**EXERCISE INSTRUCTIONS**
Look for the word "xlabel" in each line and report the count of matching lines, with nothing added.

Records about charts and figures:
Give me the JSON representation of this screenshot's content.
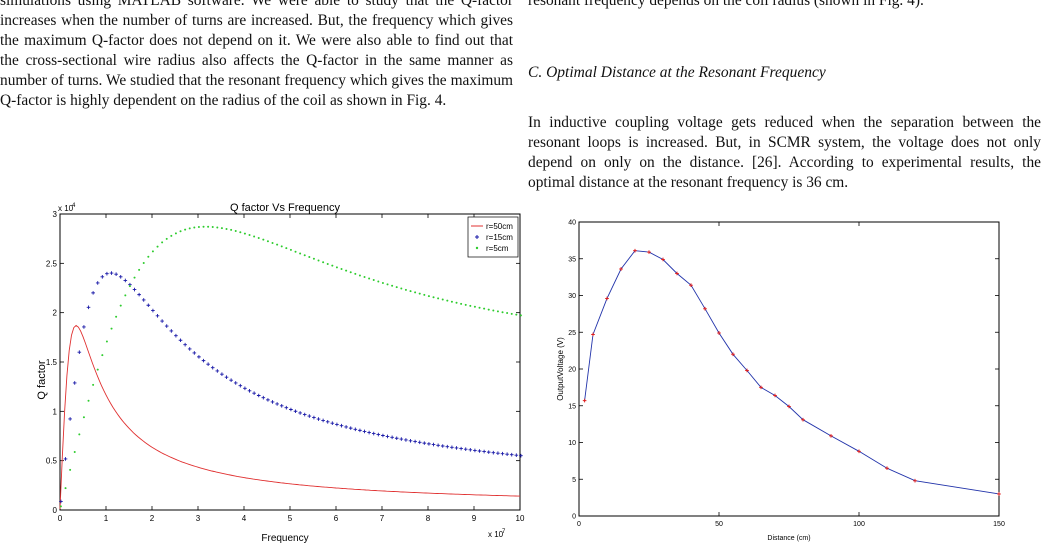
{
  "left_column": {
    "paragraph": "simulations using MATLAB software. We were able to study that the Q-factor increases when the number of turns are increased. But, the frequency which gives the maximum Q-factor does not depend on it. We were also able to find out that the cross-sectional wire radius also affects the Q-factor in the same manner as number of turns. We studied that the resonant frequency which gives the maximum Q-factor is highly dependent on the radius of the coil as shown in Fig. 4."
  },
  "right_column": {
    "top_fragment": "resonant frequency depends on the coil radius (shown in Fig. 4).",
    "section_heading": "C. Optimal Distance at the Resonant Frequency",
    "paragraph": "In inductive coupling voltage gets reduced when the separation between the resonant loops is increased. But, in SCMR system, the voltage does not only depend on only on the distance. [26]. According to experimental results, the optimal distance at the resonant frequency is 36 cm."
  },
  "chart_data": [
    {
      "type": "line",
      "title": "Q factor Vs Frequency",
      "xlabel": "Frequency",
      "ylabel": "Q factor",
      "x_exponent_label": "x 10",
      "x_exponent": "7",
      "y_exponent_label": "x 10",
      "y_exponent": "4",
      "xlim": [
        0,
        10
      ],
      "ylim": [
        0,
        3
      ],
      "xticks": [
        "0",
        "1",
        "2",
        "3",
        "4",
        "5",
        "6",
        "7",
        "8",
        "9",
        "10"
      ],
      "yticks": [
        "0",
        "0.5",
        "1",
        "1.5",
        "2",
        "2.5",
        "3"
      ],
      "legend_position": "top-right",
      "grid": false,
      "series": [
        {
          "name": "r=50cm",
          "color": "#e03030",
          "style": "line",
          "peak_x": 0.35,
          "peak_y": 1.87,
          "x_start": 0.02,
          "y_start": 0.25,
          "decay_tail": 0.01
        },
        {
          "name": "r=15cm",
          "color": "#1a1aa8",
          "style": "plus",
          "peak_x": 1.1,
          "peak_y": 2.4,
          "x_start": 0.02,
          "y_start": 0.25,
          "decay_tail": 0.03
        },
        {
          "name": "r=5cm",
          "color": "#2ecc2e",
          "style": "dot",
          "peak_x": 3.0,
          "peak_y": 2.78,
          "x_start": 0.02,
          "y_start": 0.2,
          "decay_tail": 0.46
        }
      ]
    },
    {
      "type": "line",
      "title": "",
      "xlabel": "Distance (cm)",
      "ylabel": "OutputVoltage (V)",
      "xlim": [
        0,
        150
      ],
      "ylim": [
        0,
        40
      ],
      "xticks": [
        "0",
        "50",
        "100",
        "150"
      ],
      "yticks": [
        "0",
        "5",
        "10",
        "15",
        "20",
        "25",
        "30",
        "35",
        "40"
      ],
      "grid": false,
      "line_color": "#2233aa",
      "marker_color": "#e02020",
      "x": [
        2,
        5,
        10,
        15,
        20,
        25,
        30,
        35,
        40,
        45,
        50,
        55,
        60,
        65,
        70,
        75,
        80,
        90,
        100,
        110,
        120,
        150
      ],
      "y": [
        15.7,
        24.7,
        29.6,
        33.6,
        36.1,
        35.9,
        34.9,
        33.0,
        31.4,
        28.2,
        24.9,
        22.0,
        19.8,
        17.5,
        16.4,
        14.9,
        13.1,
        10.9,
        8.8,
        6.5,
        4.8,
        3.0
      ]
    }
  ]
}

**WRITTEN REPLY**
2